**Given data**.
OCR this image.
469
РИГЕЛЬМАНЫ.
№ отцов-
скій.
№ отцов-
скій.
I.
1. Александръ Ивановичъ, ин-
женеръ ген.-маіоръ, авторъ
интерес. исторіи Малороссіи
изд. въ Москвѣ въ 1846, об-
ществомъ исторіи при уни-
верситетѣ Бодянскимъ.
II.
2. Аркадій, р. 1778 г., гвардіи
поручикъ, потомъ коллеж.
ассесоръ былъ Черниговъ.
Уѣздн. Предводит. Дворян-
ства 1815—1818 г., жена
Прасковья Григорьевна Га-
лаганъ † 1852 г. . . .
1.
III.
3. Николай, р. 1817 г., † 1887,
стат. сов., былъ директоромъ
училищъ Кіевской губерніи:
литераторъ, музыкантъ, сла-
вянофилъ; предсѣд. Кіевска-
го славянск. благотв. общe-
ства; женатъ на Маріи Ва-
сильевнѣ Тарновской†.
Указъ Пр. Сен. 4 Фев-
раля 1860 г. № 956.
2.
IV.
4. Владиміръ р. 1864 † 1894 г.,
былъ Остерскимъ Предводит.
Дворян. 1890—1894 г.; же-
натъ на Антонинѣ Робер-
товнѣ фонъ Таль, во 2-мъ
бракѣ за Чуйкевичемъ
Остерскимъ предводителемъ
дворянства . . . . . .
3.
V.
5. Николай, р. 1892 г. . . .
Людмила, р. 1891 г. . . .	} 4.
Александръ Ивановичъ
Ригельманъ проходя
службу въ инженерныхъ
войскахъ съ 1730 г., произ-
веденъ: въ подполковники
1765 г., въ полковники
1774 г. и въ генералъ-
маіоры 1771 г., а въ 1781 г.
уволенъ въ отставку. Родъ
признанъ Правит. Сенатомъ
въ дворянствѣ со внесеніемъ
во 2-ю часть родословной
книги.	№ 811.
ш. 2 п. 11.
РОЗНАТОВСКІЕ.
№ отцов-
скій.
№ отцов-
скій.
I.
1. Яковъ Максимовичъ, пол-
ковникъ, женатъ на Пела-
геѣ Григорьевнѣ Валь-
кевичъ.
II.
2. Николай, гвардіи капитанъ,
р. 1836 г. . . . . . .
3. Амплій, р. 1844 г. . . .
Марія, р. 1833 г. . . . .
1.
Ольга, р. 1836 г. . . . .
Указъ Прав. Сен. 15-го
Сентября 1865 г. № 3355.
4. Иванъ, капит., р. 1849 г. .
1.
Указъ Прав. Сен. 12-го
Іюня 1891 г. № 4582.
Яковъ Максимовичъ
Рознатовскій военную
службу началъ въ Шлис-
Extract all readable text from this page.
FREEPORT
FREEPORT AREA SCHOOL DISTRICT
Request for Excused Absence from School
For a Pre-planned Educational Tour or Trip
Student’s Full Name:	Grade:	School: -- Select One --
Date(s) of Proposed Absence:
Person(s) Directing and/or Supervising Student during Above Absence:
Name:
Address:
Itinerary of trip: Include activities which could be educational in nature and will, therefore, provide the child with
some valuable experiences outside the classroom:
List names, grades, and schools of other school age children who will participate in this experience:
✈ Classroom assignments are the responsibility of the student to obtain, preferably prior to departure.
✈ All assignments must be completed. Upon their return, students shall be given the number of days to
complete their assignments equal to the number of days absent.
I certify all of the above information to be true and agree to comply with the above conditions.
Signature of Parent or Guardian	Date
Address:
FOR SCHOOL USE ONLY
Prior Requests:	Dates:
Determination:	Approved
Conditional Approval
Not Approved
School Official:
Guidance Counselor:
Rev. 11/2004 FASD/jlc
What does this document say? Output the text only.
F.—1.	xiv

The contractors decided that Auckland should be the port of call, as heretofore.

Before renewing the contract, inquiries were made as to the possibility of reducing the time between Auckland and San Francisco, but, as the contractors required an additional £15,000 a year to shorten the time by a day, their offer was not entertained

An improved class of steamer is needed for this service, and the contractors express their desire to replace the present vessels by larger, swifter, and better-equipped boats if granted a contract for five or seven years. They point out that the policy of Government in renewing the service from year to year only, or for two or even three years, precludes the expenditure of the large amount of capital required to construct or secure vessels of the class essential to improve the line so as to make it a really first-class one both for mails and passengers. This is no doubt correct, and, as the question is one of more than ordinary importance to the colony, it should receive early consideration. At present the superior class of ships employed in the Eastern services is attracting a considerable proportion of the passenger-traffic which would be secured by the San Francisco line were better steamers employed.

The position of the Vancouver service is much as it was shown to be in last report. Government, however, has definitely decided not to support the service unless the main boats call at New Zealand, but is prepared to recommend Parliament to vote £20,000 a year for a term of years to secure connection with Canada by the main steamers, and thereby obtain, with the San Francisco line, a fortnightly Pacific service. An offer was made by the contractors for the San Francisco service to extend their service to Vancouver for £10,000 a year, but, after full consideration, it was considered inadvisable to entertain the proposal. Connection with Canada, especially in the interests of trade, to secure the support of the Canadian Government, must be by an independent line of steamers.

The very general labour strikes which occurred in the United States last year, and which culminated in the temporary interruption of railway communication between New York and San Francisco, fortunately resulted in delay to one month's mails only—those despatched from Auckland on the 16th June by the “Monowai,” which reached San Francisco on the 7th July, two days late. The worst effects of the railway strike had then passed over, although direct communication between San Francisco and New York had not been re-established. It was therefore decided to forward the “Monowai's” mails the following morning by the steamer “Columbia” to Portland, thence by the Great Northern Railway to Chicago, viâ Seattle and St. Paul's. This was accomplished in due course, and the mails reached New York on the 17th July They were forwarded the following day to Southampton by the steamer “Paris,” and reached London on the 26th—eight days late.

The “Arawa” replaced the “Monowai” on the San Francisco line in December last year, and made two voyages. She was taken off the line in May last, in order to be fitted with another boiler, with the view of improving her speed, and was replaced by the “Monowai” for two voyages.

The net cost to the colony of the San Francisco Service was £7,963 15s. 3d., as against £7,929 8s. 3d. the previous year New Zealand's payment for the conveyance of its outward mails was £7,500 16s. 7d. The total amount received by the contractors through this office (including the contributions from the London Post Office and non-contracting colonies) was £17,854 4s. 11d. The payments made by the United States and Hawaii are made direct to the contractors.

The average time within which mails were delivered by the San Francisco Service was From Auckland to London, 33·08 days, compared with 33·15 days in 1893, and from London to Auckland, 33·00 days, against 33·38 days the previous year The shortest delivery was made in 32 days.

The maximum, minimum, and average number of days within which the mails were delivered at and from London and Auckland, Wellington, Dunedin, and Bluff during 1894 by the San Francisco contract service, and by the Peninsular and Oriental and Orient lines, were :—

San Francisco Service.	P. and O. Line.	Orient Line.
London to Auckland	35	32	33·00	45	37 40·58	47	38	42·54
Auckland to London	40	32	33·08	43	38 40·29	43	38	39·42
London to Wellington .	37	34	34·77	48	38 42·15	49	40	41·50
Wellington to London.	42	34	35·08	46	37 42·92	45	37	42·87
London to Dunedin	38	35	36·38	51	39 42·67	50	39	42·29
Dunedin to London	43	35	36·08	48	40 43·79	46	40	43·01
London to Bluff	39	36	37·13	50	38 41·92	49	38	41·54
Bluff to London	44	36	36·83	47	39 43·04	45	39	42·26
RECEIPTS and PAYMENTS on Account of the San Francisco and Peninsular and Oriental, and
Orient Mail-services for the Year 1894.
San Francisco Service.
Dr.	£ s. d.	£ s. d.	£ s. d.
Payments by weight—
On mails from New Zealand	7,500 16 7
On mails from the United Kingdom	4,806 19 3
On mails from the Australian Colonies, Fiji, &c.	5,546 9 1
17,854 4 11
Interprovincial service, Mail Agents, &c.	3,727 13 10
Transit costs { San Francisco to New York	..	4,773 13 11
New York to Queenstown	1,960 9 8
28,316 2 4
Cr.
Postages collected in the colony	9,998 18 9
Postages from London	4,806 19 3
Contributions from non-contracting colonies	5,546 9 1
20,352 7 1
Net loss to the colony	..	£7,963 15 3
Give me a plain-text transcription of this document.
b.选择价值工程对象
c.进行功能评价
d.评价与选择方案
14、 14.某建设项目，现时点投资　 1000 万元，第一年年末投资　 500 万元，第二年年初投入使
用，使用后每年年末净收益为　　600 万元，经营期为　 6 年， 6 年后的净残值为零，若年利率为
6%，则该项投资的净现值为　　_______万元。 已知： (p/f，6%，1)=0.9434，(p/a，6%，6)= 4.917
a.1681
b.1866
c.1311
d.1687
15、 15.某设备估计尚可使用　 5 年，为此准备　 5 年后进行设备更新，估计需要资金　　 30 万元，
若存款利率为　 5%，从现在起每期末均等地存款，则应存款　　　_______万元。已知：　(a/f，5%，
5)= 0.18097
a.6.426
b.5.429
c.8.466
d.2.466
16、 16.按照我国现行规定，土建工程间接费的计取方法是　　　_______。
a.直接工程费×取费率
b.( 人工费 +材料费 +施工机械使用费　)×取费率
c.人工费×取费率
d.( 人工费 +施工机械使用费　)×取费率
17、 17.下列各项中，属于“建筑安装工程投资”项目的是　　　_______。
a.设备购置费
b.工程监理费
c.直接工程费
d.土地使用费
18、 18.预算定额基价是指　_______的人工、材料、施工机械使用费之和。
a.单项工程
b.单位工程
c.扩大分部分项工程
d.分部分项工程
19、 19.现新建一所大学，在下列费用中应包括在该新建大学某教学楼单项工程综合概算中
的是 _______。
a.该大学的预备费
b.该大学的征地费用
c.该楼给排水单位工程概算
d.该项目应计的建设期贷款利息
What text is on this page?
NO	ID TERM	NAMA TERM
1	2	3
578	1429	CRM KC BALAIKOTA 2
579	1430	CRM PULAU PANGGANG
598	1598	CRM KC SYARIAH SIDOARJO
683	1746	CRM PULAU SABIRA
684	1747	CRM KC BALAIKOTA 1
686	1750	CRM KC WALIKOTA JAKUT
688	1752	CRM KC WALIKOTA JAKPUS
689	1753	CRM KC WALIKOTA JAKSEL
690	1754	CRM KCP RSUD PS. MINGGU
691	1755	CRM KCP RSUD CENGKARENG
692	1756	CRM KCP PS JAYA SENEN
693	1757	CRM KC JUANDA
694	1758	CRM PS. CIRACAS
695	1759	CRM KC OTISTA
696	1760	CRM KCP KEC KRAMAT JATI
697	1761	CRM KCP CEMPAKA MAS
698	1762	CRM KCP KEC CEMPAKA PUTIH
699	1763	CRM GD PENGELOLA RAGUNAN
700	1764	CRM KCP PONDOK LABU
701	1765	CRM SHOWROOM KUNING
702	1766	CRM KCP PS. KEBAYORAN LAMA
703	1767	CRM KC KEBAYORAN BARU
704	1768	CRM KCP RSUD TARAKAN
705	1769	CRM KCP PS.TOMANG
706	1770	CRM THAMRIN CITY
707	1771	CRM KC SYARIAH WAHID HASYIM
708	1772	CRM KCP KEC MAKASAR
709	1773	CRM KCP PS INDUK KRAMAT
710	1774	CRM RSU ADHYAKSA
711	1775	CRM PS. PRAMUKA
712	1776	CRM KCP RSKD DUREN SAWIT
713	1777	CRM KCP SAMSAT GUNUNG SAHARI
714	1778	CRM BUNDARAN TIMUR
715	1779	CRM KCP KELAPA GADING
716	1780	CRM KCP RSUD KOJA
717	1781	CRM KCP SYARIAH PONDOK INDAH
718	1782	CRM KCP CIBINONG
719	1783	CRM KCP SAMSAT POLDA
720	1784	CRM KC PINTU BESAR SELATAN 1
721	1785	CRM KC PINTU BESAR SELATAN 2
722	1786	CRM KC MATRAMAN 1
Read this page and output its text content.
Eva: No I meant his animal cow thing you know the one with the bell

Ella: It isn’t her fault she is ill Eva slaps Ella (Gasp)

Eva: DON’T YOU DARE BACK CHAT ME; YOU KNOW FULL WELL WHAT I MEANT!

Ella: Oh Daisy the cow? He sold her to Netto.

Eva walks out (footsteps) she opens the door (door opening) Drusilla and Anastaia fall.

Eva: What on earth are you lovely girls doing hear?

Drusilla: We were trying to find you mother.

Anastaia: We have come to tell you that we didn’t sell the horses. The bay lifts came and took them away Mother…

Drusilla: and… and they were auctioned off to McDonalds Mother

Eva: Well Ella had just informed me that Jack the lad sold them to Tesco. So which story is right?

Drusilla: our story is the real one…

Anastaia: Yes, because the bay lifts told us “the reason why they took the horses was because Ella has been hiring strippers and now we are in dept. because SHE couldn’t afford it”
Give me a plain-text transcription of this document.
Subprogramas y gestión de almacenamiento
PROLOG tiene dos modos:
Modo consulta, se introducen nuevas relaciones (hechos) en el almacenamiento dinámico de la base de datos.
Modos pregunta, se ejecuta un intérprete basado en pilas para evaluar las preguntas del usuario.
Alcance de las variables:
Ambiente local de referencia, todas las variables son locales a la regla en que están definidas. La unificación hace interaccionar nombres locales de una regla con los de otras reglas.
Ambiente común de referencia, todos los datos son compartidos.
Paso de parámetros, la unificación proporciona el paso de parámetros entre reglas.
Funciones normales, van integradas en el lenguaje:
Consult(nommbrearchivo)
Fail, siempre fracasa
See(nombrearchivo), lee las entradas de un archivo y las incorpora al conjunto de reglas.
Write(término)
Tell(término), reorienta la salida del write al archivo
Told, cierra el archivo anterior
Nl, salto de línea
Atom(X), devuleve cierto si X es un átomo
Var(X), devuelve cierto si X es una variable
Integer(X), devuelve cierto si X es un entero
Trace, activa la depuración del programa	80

**Do this**. Pick out all the lines with the word "sold" in them and copy them.

**Solution to the problem**.
Ella: Oh Daisy the cow? He sold her to Netto.
Eva: Well Ella had just informed me that Jack the lad sold them to Tesco. So which story is right?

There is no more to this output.